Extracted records
--*--
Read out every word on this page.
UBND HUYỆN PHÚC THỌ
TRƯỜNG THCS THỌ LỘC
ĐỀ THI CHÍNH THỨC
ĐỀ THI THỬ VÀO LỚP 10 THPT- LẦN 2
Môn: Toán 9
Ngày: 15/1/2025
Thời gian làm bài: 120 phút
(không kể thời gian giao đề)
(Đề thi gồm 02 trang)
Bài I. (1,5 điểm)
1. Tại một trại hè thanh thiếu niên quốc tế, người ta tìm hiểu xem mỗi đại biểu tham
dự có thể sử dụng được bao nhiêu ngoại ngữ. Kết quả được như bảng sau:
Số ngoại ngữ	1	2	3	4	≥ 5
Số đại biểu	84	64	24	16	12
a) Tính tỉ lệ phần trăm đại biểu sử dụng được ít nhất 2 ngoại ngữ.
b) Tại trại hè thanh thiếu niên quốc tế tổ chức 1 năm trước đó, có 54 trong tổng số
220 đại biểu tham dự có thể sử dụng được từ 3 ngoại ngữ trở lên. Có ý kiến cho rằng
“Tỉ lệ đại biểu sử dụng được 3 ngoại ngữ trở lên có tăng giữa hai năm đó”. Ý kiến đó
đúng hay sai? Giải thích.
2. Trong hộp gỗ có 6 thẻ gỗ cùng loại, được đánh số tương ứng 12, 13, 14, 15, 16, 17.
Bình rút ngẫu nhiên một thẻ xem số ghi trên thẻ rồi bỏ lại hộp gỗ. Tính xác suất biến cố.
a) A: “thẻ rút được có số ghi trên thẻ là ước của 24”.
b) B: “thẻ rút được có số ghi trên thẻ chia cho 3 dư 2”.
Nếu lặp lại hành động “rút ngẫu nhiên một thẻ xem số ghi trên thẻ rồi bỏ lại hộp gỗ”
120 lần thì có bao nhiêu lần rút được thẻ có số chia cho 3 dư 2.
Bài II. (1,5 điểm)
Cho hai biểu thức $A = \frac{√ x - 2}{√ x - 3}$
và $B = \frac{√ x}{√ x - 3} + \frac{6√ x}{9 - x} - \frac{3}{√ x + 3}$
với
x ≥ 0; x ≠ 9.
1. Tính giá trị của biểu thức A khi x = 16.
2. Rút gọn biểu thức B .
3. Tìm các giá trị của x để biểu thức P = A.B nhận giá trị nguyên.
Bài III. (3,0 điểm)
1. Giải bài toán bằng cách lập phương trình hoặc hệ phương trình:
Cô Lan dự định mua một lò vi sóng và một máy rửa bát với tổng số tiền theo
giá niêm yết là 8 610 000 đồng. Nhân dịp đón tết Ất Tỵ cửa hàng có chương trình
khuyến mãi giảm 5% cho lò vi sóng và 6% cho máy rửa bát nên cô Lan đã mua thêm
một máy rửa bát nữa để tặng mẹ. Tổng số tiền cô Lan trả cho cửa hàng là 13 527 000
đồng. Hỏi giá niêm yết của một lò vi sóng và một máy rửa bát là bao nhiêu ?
--*--
Pick out all lines containing the string "frac".

— Complete answer —
Cho hai biểu thức $A = \frac{√ x - 2}{√ x - 3}$
và $B = \frac{√ x}{√ x - 3} + \frac{6√ x}{9 - x} - \frac{3}{√ x + 3}$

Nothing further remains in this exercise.